Dataset items:
☆ ☆ ☆ ☆ ☆
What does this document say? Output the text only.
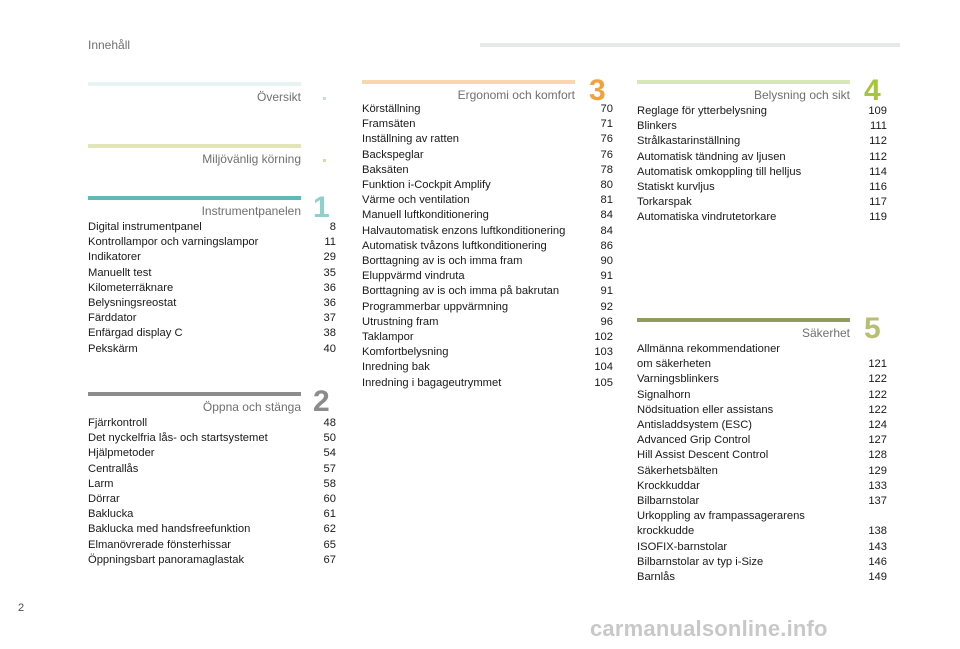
Innehåll
Översikt
Miljövänlig körning
Instrumentpanelen
Digital instrumentpanel	8
Kontrollampor och varningslampor	11
Indikatorer	29
Manuellt test	35
Kilometerräknare	36
Belysningsreostat	36
Färddator	37
Enfärgad display C	38
Pekskärm	40
1
Öppna och stänga
Fjärrkontroll	48
Det nyckelfria lås- och startsystemet	50
Hjälpmetoder	54
Centrallås	57
Larm	58
Dörrar	60
Baklucka	61
Baklucka med handsfreefunktion	62
Elmanövrerade fönsterhissar	65
Öppningsbart panoramaglastak	67
2
Ergonomi och komfort
Körställning	70
Framsäten	71
Inställning av ratten	76
Backspeglar	76
Baksäten	78
Funktion i-Cockpit Amplify	80
Värme och ventilation	81
Manuell luftkonditionering	84
Halvautomatisk enzons luftkonditionering	84
Automatisk tvåzons luftkonditionering	86
Borttagning av is och imma fram	90
Eluppvärmd vindruta	91
Borttagning av is och imma på bakrutan	91
Programmerbar uppvärmning	92
Utrustning fram	96
Taklampor	102
Komfortbelysning	103
Inredning bak	104
Inredning i bagageutrymmet	105
3	Belysning och sikt
Reglage för ytterbelysning	109
Blinkers	111
Strålkastarinställning	112
Automatisk tändning av ljusen	112
Automatisk omkoppling till helljus	114
Statiskt kurvljus	116
Torkarspak	117
Automatiska vindrutetorkare	119
4
Säkerhet
Allmänna rekommendationer
om säkerheten	121
Varningsblinkers	122
Signalhorn	122
Nödsituation eller assistans	122
Antisladdsystem (ESC)	124
Advanced Grip Control	127
Hill Assist Descent Control	128
Säkerhetsbälten	129
Krockkuddar	133
Bilbarnstolar	137
Urkoppling av frampassagerarens
krockkudde	138
ISOFIX-barnstolar	143
Bilbarnstolar av typ i-Size	146
Barnlås	149
5
2
carmanualsonline.info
☆ ☆ ☆ ☆ ☆
Instructions for the task
From the records above, copy every line that holds the word "luftkonditionering".

Complete output
Manuell luftkonditionering	84
Halvautomatisk enzons luftkonditionering	84
Automatisk tvåzons luftkonditionering	86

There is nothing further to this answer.